*Extracted material:*
'''

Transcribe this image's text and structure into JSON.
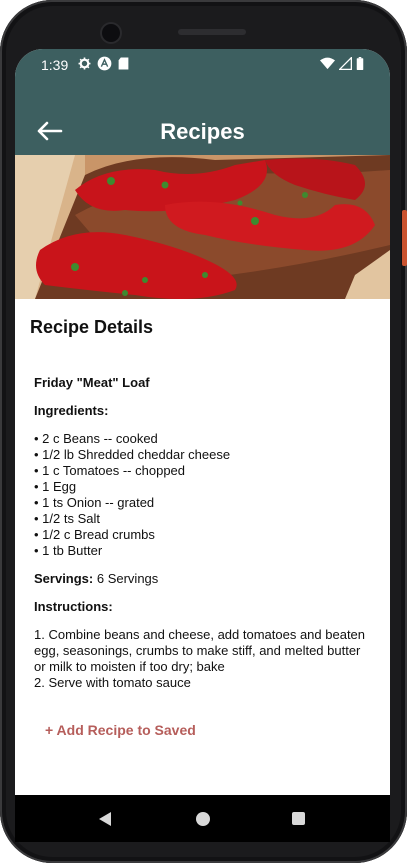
{
  "status_bar": {
    "time": "1:39"
  },
  "app_bar": {
    "title": "Recipes",
    "back_icon": "arrow-left-icon"
  },
  "hero_image": {
    "description_icon": "meatloaf-photo"
  },
  "details": {
    "section_title": "Recipe Details",
    "recipe_name": "Friday \"Meat\" Loaf",
    "ingredients_label": "Ingredients:",
    "ingredients": [
      "• 2 c Beans -- cooked",
      "• 1/2 lb Shredded cheddar cheese",
      "• 1 c Tomatoes -- chopped",
      "• 1 Egg",
      "• 1 ts Onion -- grated",
      "• 1/2 ts Salt",
      "• 1/2 c Bread crumbs",
      "• 1 tb Butter"
    ],
    "servings_label": "Servings:",
    "servings_value": " 6 Servings",
    "instructions_label": "Instructions:",
    "instructions": [
      "1. Combine beans and cheese, add tomatoes and beaten egg, seasonings, crumbs to make stiff, and melted butter or milk to moisten if too dry; bake",
      "2. Serve with tomato sauce"
    ]
  },
  "actions": {
    "add_label": "+ Add Recipe to Saved"
  },
  "colors": {
    "app_bar": "#3d5f60",
    "accent": "#b65e5b"
  }
}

'''

*Exercise objective:* Find the lines holding "crumbs" and list every one.

*Task response:*
      "• 1/2 c Bread crumbs",
      "1. Combine beans and cheese, add tomatoes and beaten egg, seasonings, crumbs to make stiff, and melted butter or milk to moisten if too dry; bake",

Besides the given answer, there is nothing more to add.